● **Working data**
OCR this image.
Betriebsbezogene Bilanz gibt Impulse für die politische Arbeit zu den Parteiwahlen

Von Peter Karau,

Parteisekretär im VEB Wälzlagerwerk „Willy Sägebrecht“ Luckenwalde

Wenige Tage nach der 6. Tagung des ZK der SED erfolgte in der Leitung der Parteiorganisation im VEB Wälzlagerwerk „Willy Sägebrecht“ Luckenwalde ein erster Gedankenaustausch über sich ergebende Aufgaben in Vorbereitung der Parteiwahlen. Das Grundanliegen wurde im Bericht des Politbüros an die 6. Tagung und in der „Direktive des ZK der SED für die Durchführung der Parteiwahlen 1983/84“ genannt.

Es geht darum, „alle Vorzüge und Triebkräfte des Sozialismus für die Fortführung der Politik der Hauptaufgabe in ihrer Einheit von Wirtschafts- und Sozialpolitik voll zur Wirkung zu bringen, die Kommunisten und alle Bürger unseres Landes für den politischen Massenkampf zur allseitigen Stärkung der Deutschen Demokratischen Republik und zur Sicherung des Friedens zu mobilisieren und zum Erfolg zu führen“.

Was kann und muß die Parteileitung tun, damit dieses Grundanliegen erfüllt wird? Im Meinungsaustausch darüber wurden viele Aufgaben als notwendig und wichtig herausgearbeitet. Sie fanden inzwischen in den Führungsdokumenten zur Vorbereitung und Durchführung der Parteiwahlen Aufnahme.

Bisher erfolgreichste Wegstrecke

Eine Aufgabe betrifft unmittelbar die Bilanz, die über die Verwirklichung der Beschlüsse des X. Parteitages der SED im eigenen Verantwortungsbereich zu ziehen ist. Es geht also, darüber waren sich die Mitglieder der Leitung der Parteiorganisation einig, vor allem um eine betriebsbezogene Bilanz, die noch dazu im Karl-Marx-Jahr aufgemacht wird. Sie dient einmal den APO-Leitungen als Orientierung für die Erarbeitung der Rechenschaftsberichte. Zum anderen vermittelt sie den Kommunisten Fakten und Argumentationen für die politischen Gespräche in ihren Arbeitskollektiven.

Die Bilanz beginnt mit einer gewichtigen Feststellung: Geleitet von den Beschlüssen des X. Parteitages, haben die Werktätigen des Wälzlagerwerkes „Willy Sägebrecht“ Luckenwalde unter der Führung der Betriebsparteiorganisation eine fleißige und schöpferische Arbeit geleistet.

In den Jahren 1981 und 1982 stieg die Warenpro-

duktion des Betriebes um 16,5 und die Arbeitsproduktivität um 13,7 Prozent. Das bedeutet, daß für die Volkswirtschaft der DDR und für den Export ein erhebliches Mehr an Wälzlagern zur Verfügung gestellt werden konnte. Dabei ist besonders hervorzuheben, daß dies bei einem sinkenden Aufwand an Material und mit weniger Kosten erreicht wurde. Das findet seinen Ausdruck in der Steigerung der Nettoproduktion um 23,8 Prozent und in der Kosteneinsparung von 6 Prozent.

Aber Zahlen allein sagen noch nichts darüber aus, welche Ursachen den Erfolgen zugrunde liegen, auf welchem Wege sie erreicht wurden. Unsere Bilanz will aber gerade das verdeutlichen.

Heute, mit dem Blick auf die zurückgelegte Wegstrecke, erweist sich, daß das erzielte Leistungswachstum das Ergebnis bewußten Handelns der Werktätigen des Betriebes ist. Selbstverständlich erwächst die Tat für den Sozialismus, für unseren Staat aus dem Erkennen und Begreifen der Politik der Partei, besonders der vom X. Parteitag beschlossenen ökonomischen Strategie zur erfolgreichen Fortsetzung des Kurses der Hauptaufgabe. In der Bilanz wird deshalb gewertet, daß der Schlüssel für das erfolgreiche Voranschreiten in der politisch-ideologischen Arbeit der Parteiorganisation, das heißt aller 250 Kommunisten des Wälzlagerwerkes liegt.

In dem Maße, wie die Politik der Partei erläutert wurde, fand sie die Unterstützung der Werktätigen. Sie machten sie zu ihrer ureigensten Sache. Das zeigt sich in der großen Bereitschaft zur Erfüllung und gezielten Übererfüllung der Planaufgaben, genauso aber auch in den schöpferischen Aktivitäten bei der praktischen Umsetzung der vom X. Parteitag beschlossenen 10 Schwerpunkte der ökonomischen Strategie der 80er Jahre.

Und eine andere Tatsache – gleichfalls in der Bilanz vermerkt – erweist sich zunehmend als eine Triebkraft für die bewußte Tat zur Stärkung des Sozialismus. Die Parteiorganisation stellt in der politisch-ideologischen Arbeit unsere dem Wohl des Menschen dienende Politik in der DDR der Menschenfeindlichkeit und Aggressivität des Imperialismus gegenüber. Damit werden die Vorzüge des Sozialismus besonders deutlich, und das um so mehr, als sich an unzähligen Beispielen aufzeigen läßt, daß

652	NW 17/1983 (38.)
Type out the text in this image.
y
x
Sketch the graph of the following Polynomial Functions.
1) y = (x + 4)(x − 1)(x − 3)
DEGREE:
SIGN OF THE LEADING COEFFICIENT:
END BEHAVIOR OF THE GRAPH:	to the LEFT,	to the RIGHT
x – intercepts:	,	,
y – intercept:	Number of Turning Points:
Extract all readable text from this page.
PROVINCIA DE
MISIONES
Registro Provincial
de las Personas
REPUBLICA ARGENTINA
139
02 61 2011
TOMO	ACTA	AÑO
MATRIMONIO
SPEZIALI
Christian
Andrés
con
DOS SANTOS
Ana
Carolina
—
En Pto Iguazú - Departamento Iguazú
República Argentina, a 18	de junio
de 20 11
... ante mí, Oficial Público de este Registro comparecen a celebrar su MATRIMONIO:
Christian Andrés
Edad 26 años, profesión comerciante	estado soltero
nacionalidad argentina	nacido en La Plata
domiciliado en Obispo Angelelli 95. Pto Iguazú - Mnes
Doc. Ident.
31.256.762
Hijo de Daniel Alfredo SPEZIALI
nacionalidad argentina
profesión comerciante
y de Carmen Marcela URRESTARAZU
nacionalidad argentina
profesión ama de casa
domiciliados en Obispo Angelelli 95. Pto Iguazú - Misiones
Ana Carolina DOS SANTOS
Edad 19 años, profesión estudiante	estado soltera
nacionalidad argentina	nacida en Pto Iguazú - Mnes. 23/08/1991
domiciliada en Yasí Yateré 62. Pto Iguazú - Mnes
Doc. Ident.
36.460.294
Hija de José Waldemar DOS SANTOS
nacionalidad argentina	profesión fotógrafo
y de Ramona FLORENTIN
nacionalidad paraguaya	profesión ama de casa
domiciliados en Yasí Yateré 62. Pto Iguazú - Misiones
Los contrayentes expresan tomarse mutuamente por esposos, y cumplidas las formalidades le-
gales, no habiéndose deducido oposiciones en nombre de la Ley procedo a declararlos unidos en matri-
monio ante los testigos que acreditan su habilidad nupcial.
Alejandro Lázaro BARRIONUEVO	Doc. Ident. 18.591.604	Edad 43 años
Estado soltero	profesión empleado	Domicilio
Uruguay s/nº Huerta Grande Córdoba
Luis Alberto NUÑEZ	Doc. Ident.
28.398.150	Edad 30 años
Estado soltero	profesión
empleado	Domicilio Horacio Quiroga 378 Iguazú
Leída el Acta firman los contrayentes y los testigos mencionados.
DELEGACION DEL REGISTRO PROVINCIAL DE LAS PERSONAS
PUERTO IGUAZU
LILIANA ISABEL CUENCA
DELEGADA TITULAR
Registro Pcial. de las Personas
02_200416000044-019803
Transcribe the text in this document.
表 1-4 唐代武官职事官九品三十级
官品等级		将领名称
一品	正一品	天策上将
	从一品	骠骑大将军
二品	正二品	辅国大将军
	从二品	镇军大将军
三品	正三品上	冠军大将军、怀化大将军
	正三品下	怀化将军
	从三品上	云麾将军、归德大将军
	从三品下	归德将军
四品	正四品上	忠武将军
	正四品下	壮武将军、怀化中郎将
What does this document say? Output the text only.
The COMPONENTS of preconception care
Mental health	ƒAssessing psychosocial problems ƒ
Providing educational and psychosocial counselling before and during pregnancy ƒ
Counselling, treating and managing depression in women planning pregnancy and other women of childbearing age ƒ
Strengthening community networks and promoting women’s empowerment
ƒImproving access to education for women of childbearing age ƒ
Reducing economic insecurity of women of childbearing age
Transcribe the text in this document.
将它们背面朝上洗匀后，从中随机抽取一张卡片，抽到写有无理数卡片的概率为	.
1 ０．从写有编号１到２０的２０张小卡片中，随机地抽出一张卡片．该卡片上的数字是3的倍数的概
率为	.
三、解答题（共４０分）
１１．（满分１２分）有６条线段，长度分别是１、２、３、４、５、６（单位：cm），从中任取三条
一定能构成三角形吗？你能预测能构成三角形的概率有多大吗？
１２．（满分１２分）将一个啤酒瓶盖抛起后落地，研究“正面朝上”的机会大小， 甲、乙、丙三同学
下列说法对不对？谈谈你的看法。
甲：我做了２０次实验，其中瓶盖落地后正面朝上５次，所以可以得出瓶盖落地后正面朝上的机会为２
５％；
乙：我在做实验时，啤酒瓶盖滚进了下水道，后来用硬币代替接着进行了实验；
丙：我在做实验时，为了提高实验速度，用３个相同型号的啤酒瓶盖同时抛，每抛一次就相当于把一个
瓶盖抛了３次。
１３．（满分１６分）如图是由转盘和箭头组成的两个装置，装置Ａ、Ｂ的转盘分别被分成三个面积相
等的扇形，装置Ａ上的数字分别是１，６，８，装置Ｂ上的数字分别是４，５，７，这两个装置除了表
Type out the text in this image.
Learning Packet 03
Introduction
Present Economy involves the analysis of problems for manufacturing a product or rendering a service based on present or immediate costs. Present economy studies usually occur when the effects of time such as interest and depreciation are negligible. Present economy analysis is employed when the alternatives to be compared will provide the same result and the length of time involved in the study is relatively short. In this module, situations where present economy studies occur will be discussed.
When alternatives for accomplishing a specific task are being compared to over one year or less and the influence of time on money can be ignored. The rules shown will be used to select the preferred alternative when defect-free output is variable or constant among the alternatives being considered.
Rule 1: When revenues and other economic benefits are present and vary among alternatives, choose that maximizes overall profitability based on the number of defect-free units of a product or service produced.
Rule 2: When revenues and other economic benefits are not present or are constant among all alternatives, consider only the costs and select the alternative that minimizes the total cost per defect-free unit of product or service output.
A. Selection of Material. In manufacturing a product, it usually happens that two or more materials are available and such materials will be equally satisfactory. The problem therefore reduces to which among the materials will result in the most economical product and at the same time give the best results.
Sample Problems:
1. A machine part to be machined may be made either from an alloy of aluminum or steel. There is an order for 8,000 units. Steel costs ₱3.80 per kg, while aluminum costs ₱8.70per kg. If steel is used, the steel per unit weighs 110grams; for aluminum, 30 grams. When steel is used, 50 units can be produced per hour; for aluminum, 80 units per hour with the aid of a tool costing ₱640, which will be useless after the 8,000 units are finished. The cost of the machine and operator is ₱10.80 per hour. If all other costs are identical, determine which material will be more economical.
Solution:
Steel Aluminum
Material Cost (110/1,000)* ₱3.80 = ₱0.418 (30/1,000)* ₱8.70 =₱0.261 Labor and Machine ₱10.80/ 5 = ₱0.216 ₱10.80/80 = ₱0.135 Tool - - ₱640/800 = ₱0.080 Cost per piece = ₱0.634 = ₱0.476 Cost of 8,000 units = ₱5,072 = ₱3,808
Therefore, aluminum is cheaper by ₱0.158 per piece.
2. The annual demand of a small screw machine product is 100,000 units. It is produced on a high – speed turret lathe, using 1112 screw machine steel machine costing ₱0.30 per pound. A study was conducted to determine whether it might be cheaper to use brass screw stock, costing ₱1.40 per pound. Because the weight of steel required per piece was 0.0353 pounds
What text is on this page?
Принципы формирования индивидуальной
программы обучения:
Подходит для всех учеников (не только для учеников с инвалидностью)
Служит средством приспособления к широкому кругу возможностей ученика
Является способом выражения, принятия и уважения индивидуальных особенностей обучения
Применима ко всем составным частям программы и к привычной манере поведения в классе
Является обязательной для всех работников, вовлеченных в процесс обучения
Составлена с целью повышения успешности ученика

● **Work to do**
Using the listing above, work out how many of its lines include "nacionalidad", and give only the result.

● **Response**
6